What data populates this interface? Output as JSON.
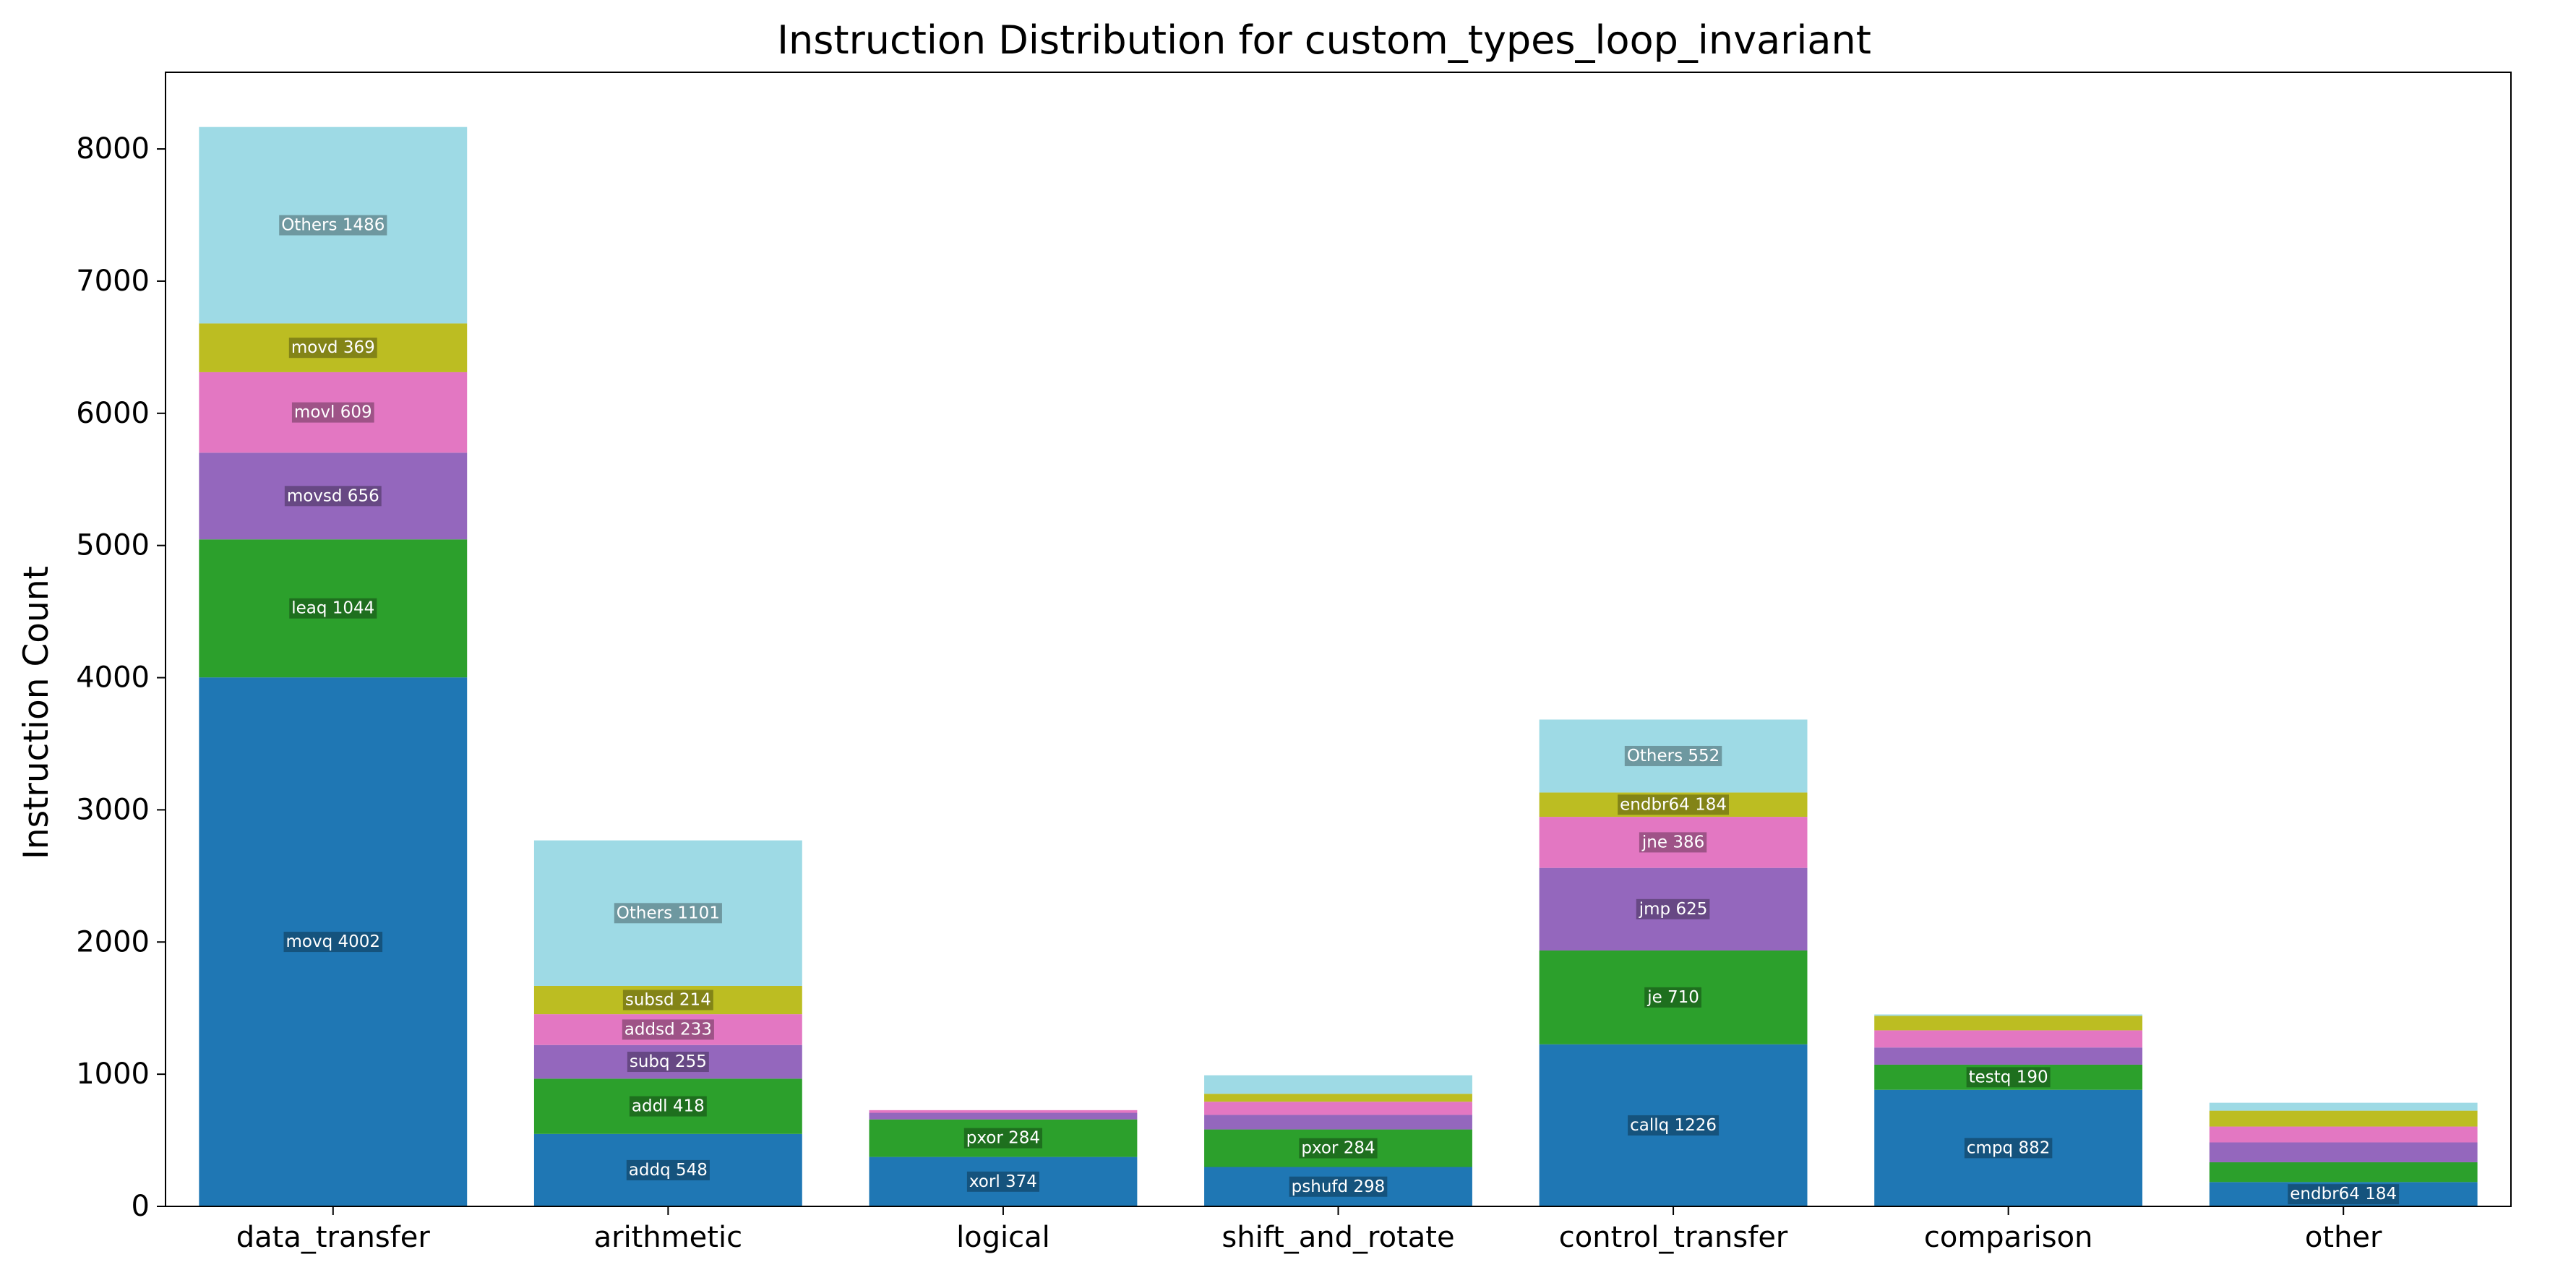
{
  "chart_data": {
    "type": "bar",
    "stacked": true,
    "title": "Instruction Distribution for custom_types_loop_invariant",
    "xlabel": "",
    "ylabel": "Instruction Count",
    "ylim": [
      0,
      8580
    ],
    "yticks": [
      0,
      1000,
      2000,
      3000,
      4000,
      5000,
      6000,
      7000,
      8000
    ],
    "grid": false,
    "legend": "none",
    "colors": [
      "#1f77b4",
      "#2ca02c",
      "#9467bd",
      "#e377c2",
      "#bcbd22",
      "#9edae5"
    ],
    "categories": [
      "data_transfer",
      "arithmetic",
      "logical",
      "shift_and_rotate",
      "control_transfer",
      "comparison",
      "other"
    ],
    "bars": [
      {
        "category": "data_transfer",
        "segments": [
          {
            "label": "movq 4002",
            "value": 4002
          },
          {
            "label": "leaq 1044",
            "value": 1044
          },
          {
            "label": "movsd 656",
            "value": 656
          },
          {
            "label": "movl 609",
            "value": 609
          },
          {
            "label": "movd 369",
            "value": 369
          },
          {
            "label": "Others 1486",
            "value": 1486
          }
        ]
      },
      {
        "category": "arithmetic",
        "segments": [
          {
            "label": "addq 548",
            "value": 548
          },
          {
            "label": "addl 418",
            "value": 418
          },
          {
            "label": "subq 255",
            "value": 255
          },
          {
            "label": "addsd 233",
            "value": 233
          },
          {
            "label": "subsd 214",
            "value": 214
          },
          {
            "label": "Others 1101",
            "value": 1101
          }
        ]
      },
      {
        "category": "logical",
        "segments": [
          {
            "label": "xorl 374",
            "value": 374
          },
          {
            "label": "pxor 284",
            "value": 284
          },
          {
            "label": "",
            "value": 50
          },
          {
            "label": "",
            "value": 20
          },
          {
            "label": "",
            "value": 0
          },
          {
            "label": "",
            "value": 0
          }
        ]
      },
      {
        "category": "shift_and_rotate",
        "segments": [
          {
            "label": "pshufd 298",
            "value": 298
          },
          {
            "label": "pxor 284",
            "value": 284
          },
          {
            "label": "",
            "value": 110
          },
          {
            "label": "",
            "value": 100
          },
          {
            "label": "",
            "value": 60
          },
          {
            "label": "",
            "value": 140
          }
        ]
      },
      {
        "category": "control_transfer",
        "segments": [
          {
            "label": "callq 1226",
            "value": 1226
          },
          {
            "label": "je 710",
            "value": 710
          },
          {
            "label": "jmp 625",
            "value": 625
          },
          {
            "label": "jne 386",
            "value": 386
          },
          {
            "label": "endbr64 184",
            "value": 184
          },
          {
            "label": "Others 552",
            "value": 552
          }
        ]
      },
      {
        "category": "comparison",
        "segments": [
          {
            "label": "cmpq 882",
            "value": 882
          },
          {
            "label": "testq 190",
            "value": 190
          },
          {
            "label": "",
            "value": 130
          },
          {
            "label": "",
            "value": 130
          },
          {
            "label": "",
            "value": 110
          },
          {
            "label": "",
            "value": 10
          }
        ]
      },
      {
        "category": "other",
        "segments": [
          {
            "label": "endbr64 184",
            "value": 184
          },
          {
            "label": "",
            "value": 150
          },
          {
            "label": "",
            "value": 150
          },
          {
            "label": "",
            "value": 120
          },
          {
            "label": "",
            "value": 120
          },
          {
            "label": "",
            "value": 60
          }
        ]
      }
    ]
  }
}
══════════════════════════════
> _THE PROBLEM_: Reproduce the material above in full, exactly, with no images.

> _ANSWER TO THE PROBLEM_:
What data populates this interface? Output as JSON.
{
  "chart_data": {
    "type": "bar",
    "stacked": true,
    "title": "Instruction Distribution for custom_types_loop_invariant",
    "xlabel": "",
    "ylabel": "Instruction Count",
    "ylim": [
      0,
      8580
    ],
    "yticks": [
      0,
      1000,
      2000,
      3000,
      4000,
      5000,
      6000,
      7000,
      8000
    ],
    "grid": false,
    "legend": "none",
    "colors": [
      "#1f77b4",
      "#2ca02c",
      "#9467bd",
      "#e377c2",
      "#bcbd22",
      "#9edae5"
    ],
    "categories": [
      "data_transfer",
      "arithmetic",
      "logical",
      "shift_and_rotate",
      "control_transfer",
      "comparison",
      "other"
    ],
    "bars": [
      {
        "category": "data_transfer",
        "segments": [
          {
            "label": "movq 4002",
            "value": 4002
          },
          {
            "label": "leaq 1044",
            "value": 1044
          },
          {
            "label": "movsd 656",
            "value": 656
          },
          {
            "label": "movl 609",
            "value": 609
          },
          {
            "label": "movd 369",
            "value": 369
          },
          {
            "label": "Others 1486",
            "value": 1486
          }
        ]
      },
      {
        "category": "arithmetic",
        "segments": [
          {
            "label": "addq 548",
            "value": 548
          },
          {
            "label": "addl 418",
            "value": 418
          },
          {
            "label": "subq 255",
            "value": 255
          },
          {
            "label": "addsd 233",
            "value": 233
          },
          {
            "label": "subsd 214",
            "value": 214
          },
          {
            "label": "Others 1101",
            "value": 1101
          }
        ]
      },
      {
        "category": "logical",
        "segments": [
          {
            "label": "xorl 374",
            "value": 374
          },
          {
            "label": "pxor 284",
            "value": 284
          },
          {
            "label": "",
            "value": 50
          },
          {
            "label": "",
            "value": 20
          },
          {
            "label": "",
            "value": 0
          },
          {
            "label": "",
            "value": 0
          }
        ]
      },
      {
        "category": "shift_and_rotate",
        "segments": [
          {
            "label": "pshufd 298",
            "value": 298
          },
          {
            "label": "pxor 284",
            "value": 284
          },
          {
            "label": "",
            "value": 110
          },
          {
            "label": "",
            "value": 100
          },
          {
            "label": "",
            "value": 60
          },
          {
            "label": "",
            "value": 140
          }
        ]
      },
      {
        "category": "control_transfer",
        "segments": [
          {
            "label": "callq 1226",
            "value": 1226
          },
          {
            "label": "je 710",
            "value": 710
          },
          {
            "label": "jmp 625",
            "value": 625
          },
          {
            "label": "jne 386",
            "value": 386
          },
          {
            "label": "endbr64 184",
            "value": 184
          },
          {
            "label": "Others 552",
            "value": 552
          }
        ]
      },
      {
        "category": "comparison",
        "segments": [
          {
            "label": "cmpq 882",
            "value": 882
          },
          {
            "label": "testq 190",
            "value": 190
          },
          {
            "label": "",
            "value": 130
          },
          {
            "label": "",
            "value": 130
          },
          {
            "label": "",
            "value": 110
          },
          {
            "label": "",
            "value": 10
          }
        ]
      },
      {
        "category": "other",
        "segments": [
          {
            "label": "endbr64 184",
            "value": 184
          },
          {
            "label": "",
            "value": 150
          },
          {
            "label": "",
            "value": 150
          },
          {
            "label": "",
            "value": 120
          },
          {
            "label": "",
            "value": 120
          },
          {
            "label": "",
            "value": 60
          }
        ]
      }
    ]
  }
}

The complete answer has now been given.